From the listing below, pull out the lines that hold "VIỆT".

-- BEGIN MATERIAL FOR THIS EXERCISE --

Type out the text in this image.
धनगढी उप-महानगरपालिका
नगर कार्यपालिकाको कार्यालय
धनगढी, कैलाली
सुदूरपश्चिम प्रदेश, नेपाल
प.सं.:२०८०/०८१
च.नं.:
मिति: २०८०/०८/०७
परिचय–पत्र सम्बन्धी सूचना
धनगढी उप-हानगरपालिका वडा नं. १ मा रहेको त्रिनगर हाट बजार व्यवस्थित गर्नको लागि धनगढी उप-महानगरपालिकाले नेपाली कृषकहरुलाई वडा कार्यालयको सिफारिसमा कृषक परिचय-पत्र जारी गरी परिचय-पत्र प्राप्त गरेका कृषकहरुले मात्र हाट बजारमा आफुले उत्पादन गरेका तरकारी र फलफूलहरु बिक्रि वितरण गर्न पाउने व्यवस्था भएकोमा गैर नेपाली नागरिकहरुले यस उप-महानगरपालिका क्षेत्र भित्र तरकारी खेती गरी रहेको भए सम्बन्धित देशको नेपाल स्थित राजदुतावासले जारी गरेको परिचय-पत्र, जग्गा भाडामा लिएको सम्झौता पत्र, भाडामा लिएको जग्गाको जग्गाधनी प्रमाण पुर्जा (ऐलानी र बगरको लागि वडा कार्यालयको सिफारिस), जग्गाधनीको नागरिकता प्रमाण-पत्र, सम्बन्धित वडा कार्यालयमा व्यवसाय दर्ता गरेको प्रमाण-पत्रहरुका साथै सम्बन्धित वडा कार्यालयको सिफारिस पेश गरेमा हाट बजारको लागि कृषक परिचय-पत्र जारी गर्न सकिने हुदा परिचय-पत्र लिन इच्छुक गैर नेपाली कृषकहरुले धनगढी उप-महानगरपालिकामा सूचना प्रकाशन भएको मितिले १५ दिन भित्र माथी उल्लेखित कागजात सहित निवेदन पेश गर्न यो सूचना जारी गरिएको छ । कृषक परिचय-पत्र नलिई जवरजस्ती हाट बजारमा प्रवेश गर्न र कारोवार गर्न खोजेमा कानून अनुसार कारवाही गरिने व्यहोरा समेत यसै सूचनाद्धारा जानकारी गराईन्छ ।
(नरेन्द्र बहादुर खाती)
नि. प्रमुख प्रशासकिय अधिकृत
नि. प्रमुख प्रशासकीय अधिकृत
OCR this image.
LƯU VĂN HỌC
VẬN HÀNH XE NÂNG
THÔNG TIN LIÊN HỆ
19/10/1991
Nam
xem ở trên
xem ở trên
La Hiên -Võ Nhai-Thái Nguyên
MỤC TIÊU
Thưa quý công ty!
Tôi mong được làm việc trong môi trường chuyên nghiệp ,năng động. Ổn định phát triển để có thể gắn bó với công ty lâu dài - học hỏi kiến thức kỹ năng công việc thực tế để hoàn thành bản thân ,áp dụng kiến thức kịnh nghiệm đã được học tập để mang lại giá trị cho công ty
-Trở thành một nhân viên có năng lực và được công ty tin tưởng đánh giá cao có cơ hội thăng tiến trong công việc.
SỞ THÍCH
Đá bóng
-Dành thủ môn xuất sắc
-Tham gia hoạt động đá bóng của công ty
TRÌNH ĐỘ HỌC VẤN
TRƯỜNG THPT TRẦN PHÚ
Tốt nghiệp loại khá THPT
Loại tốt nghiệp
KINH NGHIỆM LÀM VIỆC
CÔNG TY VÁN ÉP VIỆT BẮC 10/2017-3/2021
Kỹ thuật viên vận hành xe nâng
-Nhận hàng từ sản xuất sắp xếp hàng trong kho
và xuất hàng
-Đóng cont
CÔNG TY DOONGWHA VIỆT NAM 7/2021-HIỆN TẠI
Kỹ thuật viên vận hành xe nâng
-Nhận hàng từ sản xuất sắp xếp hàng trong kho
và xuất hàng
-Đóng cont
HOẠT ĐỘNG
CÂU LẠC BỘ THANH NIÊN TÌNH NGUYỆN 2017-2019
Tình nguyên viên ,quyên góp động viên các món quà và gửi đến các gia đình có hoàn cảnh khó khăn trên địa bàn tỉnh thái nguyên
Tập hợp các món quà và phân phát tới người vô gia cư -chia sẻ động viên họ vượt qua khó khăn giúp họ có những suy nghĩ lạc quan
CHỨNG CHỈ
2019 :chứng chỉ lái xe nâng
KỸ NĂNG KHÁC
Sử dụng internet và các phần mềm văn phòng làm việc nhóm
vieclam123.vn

-- END MATERIAL FOR THIS EXERCISE --

- SOLUTION TO THIS PROBLEM
CÔNG TY VÁN ÉP VIỆT BẮC 10/2017-3/2021
CÔNG TY DOONGWHA VIỆT NAM 7/2021-HIỆN TẠI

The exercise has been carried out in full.